Identify the lines containing the word "woven". Copy each one.

---- DATASET

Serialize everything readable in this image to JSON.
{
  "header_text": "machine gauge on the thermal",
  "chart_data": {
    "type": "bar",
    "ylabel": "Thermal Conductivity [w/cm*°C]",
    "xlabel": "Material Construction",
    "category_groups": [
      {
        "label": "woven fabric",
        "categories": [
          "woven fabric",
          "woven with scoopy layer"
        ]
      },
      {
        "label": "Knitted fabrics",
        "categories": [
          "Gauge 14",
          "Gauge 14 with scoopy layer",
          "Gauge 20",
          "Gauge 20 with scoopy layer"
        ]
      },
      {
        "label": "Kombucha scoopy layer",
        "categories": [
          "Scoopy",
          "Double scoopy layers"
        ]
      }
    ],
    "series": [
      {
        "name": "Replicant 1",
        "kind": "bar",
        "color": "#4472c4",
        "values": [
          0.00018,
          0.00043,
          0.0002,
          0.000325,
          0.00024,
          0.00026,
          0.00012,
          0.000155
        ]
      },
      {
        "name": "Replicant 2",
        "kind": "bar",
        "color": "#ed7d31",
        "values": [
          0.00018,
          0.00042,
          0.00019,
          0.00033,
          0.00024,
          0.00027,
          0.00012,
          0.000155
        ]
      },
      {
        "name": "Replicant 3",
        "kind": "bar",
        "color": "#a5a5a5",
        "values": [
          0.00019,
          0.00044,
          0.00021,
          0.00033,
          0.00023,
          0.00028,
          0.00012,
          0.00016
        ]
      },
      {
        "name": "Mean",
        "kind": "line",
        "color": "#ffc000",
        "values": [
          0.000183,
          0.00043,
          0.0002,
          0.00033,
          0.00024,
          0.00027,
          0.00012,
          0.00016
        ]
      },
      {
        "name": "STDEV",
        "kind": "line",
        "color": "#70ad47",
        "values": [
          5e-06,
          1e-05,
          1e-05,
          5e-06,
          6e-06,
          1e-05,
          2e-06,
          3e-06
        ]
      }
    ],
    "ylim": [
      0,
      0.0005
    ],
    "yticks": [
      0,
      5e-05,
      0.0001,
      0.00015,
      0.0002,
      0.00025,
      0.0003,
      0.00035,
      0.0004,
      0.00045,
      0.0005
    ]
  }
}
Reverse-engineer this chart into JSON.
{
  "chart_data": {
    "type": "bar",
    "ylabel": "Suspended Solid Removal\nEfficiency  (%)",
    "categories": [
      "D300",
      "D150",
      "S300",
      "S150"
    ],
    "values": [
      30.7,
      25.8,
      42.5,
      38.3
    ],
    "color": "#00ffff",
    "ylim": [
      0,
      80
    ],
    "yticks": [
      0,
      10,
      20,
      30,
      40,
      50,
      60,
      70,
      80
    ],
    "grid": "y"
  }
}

--------

FINAL RESULT —
        "label": "woven fabric",
          "woven fabric",
          "woven with scoopy layer"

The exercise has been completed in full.